* Short exercise *
Find the string "Zähnen" in the records. Copy every line it appears in.

Collection entries
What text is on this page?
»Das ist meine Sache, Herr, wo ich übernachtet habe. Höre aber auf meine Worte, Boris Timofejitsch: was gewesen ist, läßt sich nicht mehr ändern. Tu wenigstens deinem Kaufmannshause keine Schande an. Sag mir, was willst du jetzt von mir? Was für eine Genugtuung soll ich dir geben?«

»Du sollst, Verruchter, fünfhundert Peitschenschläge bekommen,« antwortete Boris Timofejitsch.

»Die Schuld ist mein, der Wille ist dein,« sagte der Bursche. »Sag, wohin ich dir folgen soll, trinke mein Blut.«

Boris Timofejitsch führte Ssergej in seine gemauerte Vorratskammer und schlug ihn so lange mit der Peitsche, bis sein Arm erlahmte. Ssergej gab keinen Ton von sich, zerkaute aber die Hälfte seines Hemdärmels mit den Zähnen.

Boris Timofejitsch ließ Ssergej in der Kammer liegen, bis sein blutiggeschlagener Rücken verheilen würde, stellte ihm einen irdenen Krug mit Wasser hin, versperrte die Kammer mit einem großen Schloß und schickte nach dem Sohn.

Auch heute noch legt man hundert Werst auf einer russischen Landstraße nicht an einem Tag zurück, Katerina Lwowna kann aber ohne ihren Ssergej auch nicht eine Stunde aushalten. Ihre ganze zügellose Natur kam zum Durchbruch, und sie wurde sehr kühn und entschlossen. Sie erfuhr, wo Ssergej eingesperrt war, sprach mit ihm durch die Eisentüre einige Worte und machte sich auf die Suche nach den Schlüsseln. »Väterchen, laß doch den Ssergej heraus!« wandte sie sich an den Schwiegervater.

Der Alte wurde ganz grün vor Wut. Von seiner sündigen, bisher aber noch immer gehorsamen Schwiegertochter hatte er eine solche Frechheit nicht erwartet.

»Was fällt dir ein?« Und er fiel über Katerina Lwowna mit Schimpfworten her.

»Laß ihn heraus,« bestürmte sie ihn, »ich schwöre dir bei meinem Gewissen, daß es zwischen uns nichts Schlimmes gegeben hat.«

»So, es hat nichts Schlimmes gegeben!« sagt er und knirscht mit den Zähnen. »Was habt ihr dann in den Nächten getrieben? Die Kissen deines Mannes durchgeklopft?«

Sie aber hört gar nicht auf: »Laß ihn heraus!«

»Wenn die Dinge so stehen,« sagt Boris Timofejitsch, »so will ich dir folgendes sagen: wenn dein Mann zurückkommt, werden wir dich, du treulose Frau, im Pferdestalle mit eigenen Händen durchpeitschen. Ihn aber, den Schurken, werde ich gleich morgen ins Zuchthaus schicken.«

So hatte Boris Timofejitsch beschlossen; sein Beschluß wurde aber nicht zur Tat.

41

* Written answer *
Boris Timofejitsch führte Ssergej in seine gemauerte Vorratskammer und schlug ihn so lange mit der Peitsche, bis sein Arm erlahmte. Ssergej gab keinen Ton von sich, zerkaute aber die Hälfte seines Hemdärmels mit den Zähnen.
»So, es hat nichts Schlimmes gegeben!« sagt er und knirscht mit den Zähnen. »Was habt ihr dann in den Nächten getrieben? Die Kissen deines Mannes durchgeklopft?«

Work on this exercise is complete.